- PROBLEM REQUIREMENTS
All lines from the one with "Give me a plain-text" to the end need to be copied exactly, with nothing before them.

- RAW RECORDS
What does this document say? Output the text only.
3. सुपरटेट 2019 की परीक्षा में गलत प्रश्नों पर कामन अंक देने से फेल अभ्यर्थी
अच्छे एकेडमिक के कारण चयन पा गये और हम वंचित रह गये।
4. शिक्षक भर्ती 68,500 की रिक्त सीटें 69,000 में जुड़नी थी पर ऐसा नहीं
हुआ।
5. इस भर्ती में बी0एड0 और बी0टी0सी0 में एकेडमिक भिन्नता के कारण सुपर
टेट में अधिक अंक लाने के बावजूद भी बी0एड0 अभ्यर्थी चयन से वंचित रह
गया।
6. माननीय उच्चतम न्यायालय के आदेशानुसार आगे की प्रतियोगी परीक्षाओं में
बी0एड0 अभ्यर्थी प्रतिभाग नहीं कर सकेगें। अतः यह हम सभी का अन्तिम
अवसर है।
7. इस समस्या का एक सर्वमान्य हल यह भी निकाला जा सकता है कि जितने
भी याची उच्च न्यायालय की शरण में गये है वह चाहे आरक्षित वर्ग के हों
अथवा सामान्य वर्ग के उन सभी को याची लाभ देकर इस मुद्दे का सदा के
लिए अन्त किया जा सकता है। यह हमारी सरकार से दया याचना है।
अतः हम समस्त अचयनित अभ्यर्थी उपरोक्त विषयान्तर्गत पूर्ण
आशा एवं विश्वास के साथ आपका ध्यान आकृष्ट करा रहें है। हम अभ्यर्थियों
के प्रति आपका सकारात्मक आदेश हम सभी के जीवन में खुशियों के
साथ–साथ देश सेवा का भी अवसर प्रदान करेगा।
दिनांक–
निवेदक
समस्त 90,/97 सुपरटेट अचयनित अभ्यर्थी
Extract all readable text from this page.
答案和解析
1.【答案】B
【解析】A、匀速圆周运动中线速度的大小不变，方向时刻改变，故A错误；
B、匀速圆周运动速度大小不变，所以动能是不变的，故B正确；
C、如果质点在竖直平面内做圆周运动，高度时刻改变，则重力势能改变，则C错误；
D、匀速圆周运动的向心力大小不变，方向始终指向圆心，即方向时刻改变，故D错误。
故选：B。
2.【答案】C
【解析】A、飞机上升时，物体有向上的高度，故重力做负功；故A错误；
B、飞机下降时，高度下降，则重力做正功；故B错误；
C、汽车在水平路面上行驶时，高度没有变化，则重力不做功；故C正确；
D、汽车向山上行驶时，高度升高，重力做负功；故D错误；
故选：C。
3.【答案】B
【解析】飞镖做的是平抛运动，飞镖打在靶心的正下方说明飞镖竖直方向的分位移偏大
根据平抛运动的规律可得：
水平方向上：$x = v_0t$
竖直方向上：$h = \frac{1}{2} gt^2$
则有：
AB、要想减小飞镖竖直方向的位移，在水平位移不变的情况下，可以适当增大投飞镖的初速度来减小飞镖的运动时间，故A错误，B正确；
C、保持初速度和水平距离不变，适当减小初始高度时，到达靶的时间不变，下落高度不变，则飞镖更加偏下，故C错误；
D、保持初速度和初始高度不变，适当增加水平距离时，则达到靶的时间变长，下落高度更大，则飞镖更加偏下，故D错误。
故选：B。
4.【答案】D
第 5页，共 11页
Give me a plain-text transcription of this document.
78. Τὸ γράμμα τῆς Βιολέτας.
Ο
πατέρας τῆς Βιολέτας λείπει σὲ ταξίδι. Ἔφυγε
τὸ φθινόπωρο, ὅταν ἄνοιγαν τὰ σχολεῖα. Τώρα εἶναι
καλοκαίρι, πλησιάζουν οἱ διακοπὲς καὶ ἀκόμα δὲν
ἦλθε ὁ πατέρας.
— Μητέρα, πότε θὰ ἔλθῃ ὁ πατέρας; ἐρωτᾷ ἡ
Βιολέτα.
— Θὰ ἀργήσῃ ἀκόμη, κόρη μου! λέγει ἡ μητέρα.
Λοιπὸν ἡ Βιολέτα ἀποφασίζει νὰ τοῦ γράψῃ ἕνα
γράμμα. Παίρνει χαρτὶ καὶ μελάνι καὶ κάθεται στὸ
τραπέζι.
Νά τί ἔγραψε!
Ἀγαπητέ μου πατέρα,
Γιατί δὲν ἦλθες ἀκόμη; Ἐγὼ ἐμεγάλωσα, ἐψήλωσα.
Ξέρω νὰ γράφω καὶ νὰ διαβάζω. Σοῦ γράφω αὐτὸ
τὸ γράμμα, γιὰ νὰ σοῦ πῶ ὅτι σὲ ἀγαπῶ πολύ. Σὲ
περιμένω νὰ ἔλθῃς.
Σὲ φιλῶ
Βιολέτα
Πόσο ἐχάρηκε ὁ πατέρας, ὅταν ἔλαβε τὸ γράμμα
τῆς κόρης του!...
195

- RESULT FOR THIS EXERCISE
Give me a plain-text transcription of this document.
78. Τὸ γράμμα τῆς Βιολέτας.
Ο
πατέρας τῆς Βιολέτας λείπει σὲ ταξίδι. Ἔφυγε
τὸ φθινόπωρο, ὅταν ἄνοιγαν τὰ σχολεῖα. Τώρα εἶναι
καλοκαίρι, πλησιάζουν οἱ διακοπὲς καὶ ἀκόμα δὲν
ἦλθε ὁ πατέρας.
— Μητέρα, πότε θὰ ἔλθῃ ὁ πατέρας; ἐρωτᾷ ἡ
Βιολέτα.
— Θὰ ἀργήσῃ ἀκόμη, κόρη μου! λέγει ἡ μητέρα.
Λοιπὸν ἡ Βιολέτα ἀποφασίζει νὰ τοῦ γράψῃ ἕνα
γράμμα. Παίρνει χαρτὶ καὶ μελάνι καὶ κάθεται στὸ
τραπέζι.
Νά τί ἔγραψε!
Ἀγαπητέ μου πατέρα,
Γιατί δὲν ἦλθες ἀκόμη; Ἐγὼ ἐμεγάλωσα, ἐψήλωσα.
Ξέρω νὰ γράφω καὶ νὰ διαβάζω. Σοῦ γράφω αὐτὸ
τὸ γράμμα, γιὰ νὰ σοῦ πῶ ὅτι σὲ ἀγαπῶ πολύ. Σὲ
περιμένω νὰ ἔλθῃς.
Σὲ φιλῶ
Βιολέτα
Πόσο ἐχάρηκε ὁ πατέρας, ὅταν ἔλαβε τὸ γράμμα
τῆς κόρης του!...
195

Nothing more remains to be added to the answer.